• [Passage choisi]
#####

Lettre ouverte à madame Sarah Piervil en réponse à sa vidéo (Respekte gason) publiée sur le réseau social Tiktok

Chère madame,

 

D'emblée pour commencer, je dois vous dire que toutes les lesbiennes ne sont pas des féministes. Et, toutes les féministes ne sont pas lesbiennes. Ne vous déplaise, mais nous avons une société à construire. J'ose espérer que vous puissiez prendre le temps par vous même, d'apprendre un tant soit peu sur les sujets qui vous intéressent vous et votre public, avant de déballer n'importe quoi sur les réseaux sociaux. Les vieilles habitudes ont la vie dure. Malheureusement, vous n'êtes pas la seule à soutenir ce genre de discours, empreint d'ignorance et de misogynie, mais aujourd'hui dépassé. Avant de vouloir vous ériger en influenceuse quelconque, ayez le soin de maîtriser vos propos, afin d'éviter de tomber dans un sensationnalisme exacerbant. C'est votre droit le plus strict de défendre les hommes, d'autant qu'ils sont les principaux visés par votre commerce qui leur promet une endurance sexuelle à toute épreuve. Par contre, vos points de vue réducteurs et étriqués sur les femmes, et sur les féministes en particulier, sont pour le moins accablants.

 

Le féminisme vieux d'au moins de 200 ans, est un mouvement social pluriel, en constante évolution, qui lutte pour les droits des femmes bafouées. Il promeut l'égalité économique, politique, sociale et culturelle entre les femmes et les hommes. Il existe, bien entendu, plusieurs courants, y compris un courant lesbien. Cependant, le féminisme n'a strictement rien à voir avec l'orientation sexuelle d'une personne. Encore moins de "yon fanm ki bezwen al souse [...] quoi que ce soit. Il existe des hommes cis genre, qui adhèrent à l'esprit du féminisme. Tout aussi bien, qu'il existe des femmes cis genre tout comme vous, qui se contentent de dire que les hommes sont leur vie, sans se donner un minimum pour se questionner sur les disparités qui existent dans le corps social entre les deux sexes.

 

Vous êtes libre d'être du côté de qui vous voulez. Mais, vous n'avez pas le droit d'exposer celles qui ont la malchance de tomber sur vos publications à de pareilles débilités morales, et je me garde de dire intellectuelles. Sachez que le féminisme, à travers les études de genre, est une approche triple. À la fois un concept sociologique, une méthode d'analyse et un outil de transformation sociale. C'est une science transversale. Loin de vouloir défendre leurs intérêts, les féministes sont des défenseur.e.s de droits humains, qui voient le bien-être collectif, prônent un monde plus juste et plus durable.

#####

• [Objectif énoncé] Poursuivez la lettre ouverte sur le féminisme, ci-dessus, en reprenant juste après sa dernière phrase. Ce matériel n'intervient en rien ici.

#####

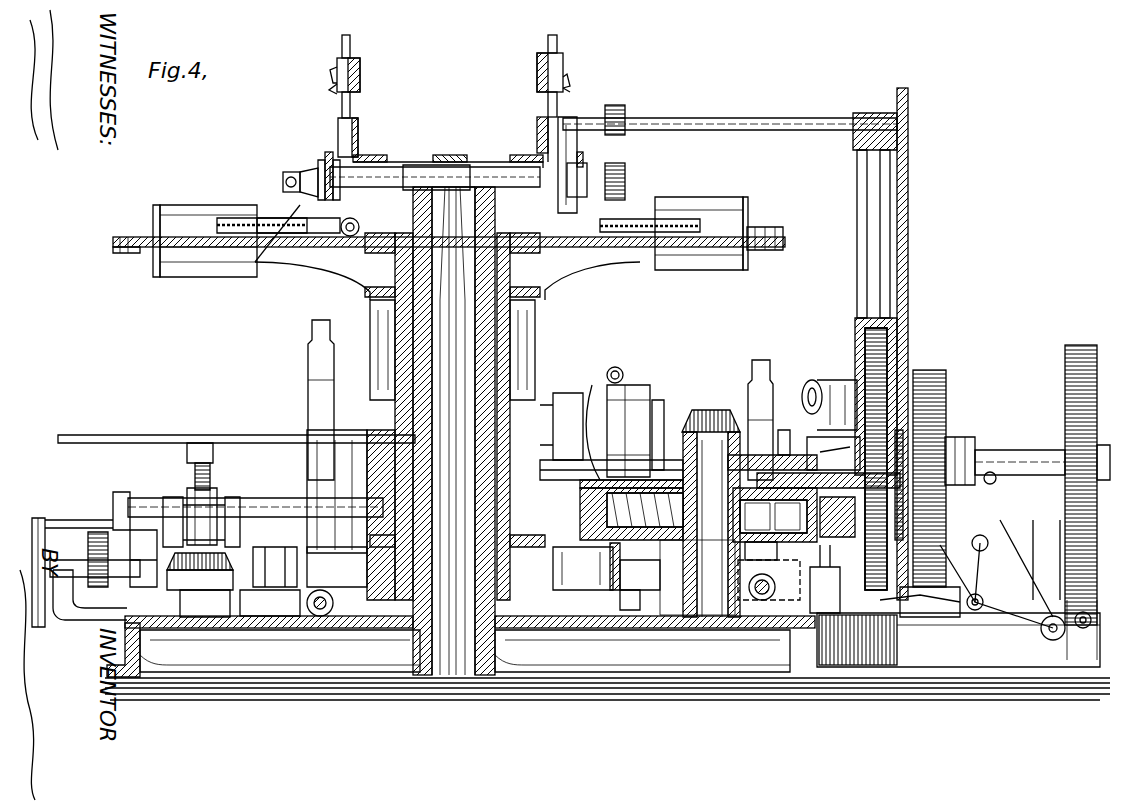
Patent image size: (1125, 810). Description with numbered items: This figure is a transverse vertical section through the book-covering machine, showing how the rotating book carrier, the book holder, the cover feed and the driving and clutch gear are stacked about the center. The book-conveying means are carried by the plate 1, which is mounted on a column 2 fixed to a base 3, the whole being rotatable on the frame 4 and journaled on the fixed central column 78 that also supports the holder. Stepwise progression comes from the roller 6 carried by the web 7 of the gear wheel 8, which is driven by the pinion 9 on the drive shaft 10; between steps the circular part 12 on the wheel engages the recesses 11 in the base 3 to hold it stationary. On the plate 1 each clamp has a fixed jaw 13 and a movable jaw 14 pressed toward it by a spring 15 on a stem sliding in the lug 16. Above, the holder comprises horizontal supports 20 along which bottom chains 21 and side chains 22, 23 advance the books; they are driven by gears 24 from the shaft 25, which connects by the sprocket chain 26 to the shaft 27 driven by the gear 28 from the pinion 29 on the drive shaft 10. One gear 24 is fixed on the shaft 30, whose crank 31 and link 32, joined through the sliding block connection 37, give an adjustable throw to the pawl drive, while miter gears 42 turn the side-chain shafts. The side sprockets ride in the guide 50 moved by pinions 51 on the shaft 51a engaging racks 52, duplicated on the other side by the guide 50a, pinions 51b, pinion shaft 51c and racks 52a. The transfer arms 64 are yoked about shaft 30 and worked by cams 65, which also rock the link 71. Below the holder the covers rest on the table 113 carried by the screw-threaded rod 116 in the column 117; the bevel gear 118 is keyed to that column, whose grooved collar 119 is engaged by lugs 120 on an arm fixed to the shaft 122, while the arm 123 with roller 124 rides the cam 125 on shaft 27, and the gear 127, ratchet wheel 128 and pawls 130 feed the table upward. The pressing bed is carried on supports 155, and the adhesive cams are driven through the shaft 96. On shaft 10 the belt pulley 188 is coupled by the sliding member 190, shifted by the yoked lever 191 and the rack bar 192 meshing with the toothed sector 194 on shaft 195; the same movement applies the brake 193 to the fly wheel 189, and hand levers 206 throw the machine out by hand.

The plate 1 is at (775, 232).
The column 2 is at (543, 296).
The base 3 is at (583, 568).
The frame 4 is at (280, 651).
The roller 6 is at (825, 579).
The web 7 is at (758, 516).
The gear wheel 8 is at (787, 516).
The pinion 9 is at (833, 453).
The shaft 10 is at (950, 455).
The circular recesses 11 is at (651, 586).
The circular part 12 is at (722, 618).
The jaw 13 is at (155, 212).
The jaw 14 is at (212, 213).
The spring 15 is at (290, 219).
The apertured lug 16 is at (352, 218).
The supports 20 is at (340, 124).
The endless chains or bands 21 is at (372, 156).
The chains or bands 22 is at (537, 64).
The chains or bands 23 is at (352, 74).
The gears 24 is at (625, 150).
The shaft 25 is at (780, 118).
The sprocket chain 26 is at (908, 244).
The shaft 27 is at (658, 440).
The gear 28 is at (888, 335).
The pinion 29 is at (890, 460).
The shaft 30 is at (440, 156).
The crank 31 is at (305, 170).
The link 32 is at (283, 183).
The sliding block connection 37 is at (318, 172).
The miter gears 42 is at (630, 600).
The guide piece 50 is at (537, 84).
The guide 50a is at (360, 72).
The pinions 51 is at (570, 80).
The shaft 51a is at (569, 92).
The pinions 51b is at (332, 88).
The pinion shaft 51c is at (333, 70).
The racks 52 is at (557, 40).
The racks 52a is at (350, 42).
The arms 64 is at (580, 152).
The cams 65 is at (580, 178).
The link 71 is at (640, 248).
The central column 78 is at (482, 654).
The shaft 96 is at (815, 382).
The table 113 is at (250, 435).
The screw-threaded rod 116 is at (210, 475).
The column 117 is at (217, 500).
The bevel gear 118 is at (235, 582).
The grooved collar 119 is at (178, 505).
The lugs 120 is at (225, 512).
The shaft 122 is at (343, 508).
The arm 123 is at (592, 385).
The roller 124 is at (568, 393).
The cam 125 is at (620, 368).
The gear 127 is at (122, 595).
The ratchet wheel 128 is at (92, 558).
The pawls 130 is at (73, 522).
The supports 155 is at (385, 342).
The belt pulley 188 is at (928, 380).
The fly wheel 189 is at (1068, 435).
The sliding member 190 is at (960, 445).
The yoked lever 191 is at (1040, 640).
The sliding rack bar 192 is at (912, 608).
The brake 193 is at (775, 582).
The toothed sector 194 is at (787, 549).
The shaft 195 is at (765, 600).
The hand levers 206 is at (310, 355).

#####

• [Résultat obtenu]
 

Oui, on vous l'accorde, partout dans le monde, les hommes sont très puissants comme vous l'avez bien su souligner. Toutefois, ce pouvoir n'est pas une loi naturelle, ni ne leur est tombé du ciel. Et, en dépit du fait, qu'à l'aune de votre ignorance vous crachez sur des années de travail de femmes qui ont cru dans un monde égalitaire, cela n'empêche pas que vous jouissez aujourd'hui, de bon nombre d'avancées apporter par ces femmes avant vous, de par le monde. Il est vrai que personne ne peut changer ce qu'elle ne comprend pas. Le patriarcat est l'un des systèmes de domination le plus fortement ancré et l'un des plus résistants que connaît le monde. Pour s'affranchir de cette oppression, où les hommes ont le pouvoir et les femmes assujetties, il a fallu d'abord à certaines femmes de se doter d'une conscience. D'une conscience pour oser désobéir, sortir des sentiers battus et des constructions sociales. Elles se sont libérées de l'emprise du phallus et osent s'appartenir, en apprenant à réfléchir d'abord par elles-mêmes. Et ainsi, avoir une vision plus humaine et plus lucide de la réalité qui les entoure.

 

Vous avez certainement entendu parler du concept de Liberté? Il n'y a que l'autonomie et la souveraineté qui peuvent accoucher d'une pensée critique. Si'w wèm rive kote'm rive la se gason... Se pa pyès fanm ki fè'm rive. Dès lors, nous comprenons, madame votre motivation. Mais, toutes les femmes ne peuvent pas et toutes les femmes ne veulent pas se greffer sur un gland pour réussir. Permettez-moi de vous dire qu'une femme est un être humain à part entière, capable de réfléchir par elle-même. Et donc, est en mesure de poursuivre ses aspirations sans l'aide ou la faveur d'un individu, quel qu'il soit. Qu'importe la nature de l'aide que vous avez reçue de ces hommes susmentionnés, ils ne vous l'ont pas apporté parce qu'ils sont plus humains que les femmes. C'est uniquement parce qu'ils ont accaparé les sphères économiques et publiques et écarté les femmes de toutes les ressources. La condition d'existence de tout être humain est matérielle et donc économique. À travers une gouvernance qui respecte les droits de chacun.e, les femmes doivent être préservées des pratiques de prédation dont vous faites l'apologie, des inégalités et des discriminations sociopolitiques.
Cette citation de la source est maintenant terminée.